Extract every line of the material below and reproduce it faithfully.

:: MATERIAL FOR THIS EXERCISE ::

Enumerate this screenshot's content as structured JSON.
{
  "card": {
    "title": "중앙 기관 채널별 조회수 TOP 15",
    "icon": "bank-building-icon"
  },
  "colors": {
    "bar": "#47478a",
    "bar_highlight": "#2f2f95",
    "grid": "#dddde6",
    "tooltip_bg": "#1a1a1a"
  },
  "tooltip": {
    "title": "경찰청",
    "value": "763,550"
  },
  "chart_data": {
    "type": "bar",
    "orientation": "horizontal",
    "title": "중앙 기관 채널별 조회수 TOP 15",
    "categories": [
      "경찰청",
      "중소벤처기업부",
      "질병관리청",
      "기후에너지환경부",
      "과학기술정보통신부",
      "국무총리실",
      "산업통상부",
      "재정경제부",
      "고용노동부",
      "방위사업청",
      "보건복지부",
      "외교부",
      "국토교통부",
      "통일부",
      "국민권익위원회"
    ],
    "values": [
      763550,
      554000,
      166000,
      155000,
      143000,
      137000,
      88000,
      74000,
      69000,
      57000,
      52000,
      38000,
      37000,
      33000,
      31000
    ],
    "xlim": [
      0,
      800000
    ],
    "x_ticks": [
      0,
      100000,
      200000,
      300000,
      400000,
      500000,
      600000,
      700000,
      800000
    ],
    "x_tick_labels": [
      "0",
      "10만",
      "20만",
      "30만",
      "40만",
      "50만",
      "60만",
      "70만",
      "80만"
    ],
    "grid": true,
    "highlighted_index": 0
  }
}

:::

RESULT OF THIS EXERCISE:
Enumerate this screenshot's content as structured JSON.
{
  "card": {
    "title": "중앙 기관 채널별 조회수 TOP 15",
    "icon": "bank-building-icon"
  },
  "colors": {
    "bar": "#47478a",
    "bar_highlight": "#2f2f95",
    "grid": "#dddde6",
    "tooltip_bg": "#1a1a1a"
  },
  "tooltip": {
    "title": "경찰청",
    "value": "763,550"
  },
  "chart_data": {
    "type": "bar",
    "orientation": "horizontal",
    "title": "중앙 기관 채널별 조회수 TOP 15",
    "categories": [
      "경찰청",
      "중소벤처기업부",
      "질병관리청",
      "기후에너지환경부",
      "과학기술정보통신부",
      "국무총리실",
      "산업통상부",
      "재정경제부",
      "고용노동부",
      "방위사업청",
      "보건복지부",
      "외교부",
      "국토교통부",
      "통일부",
      "국민권익위원회"
    ],
    "values": [
      763550,
      554000,
      166000,
      155000,
      143000,
      137000,
      88000,
      74000,
      69000,
      57000,
      52000,
      38000,
      37000,
      33000,
      31000
    ],
    "xlim": [
      0,
      800000
    ],
    "x_ticks": [
      0,
      100000,
      200000,
      300000,
      400000,
      500000,
      600000,
      700000,
      800000
    ],
    "x_tick_labels": [
      "0",
      "10만",
      "20만",
      "30만",
      "40만",
      "50만",
      "60만",
      "70만",
      "80만"
    ],
    "grid": true,
    "highlighted_index": 0
  }
}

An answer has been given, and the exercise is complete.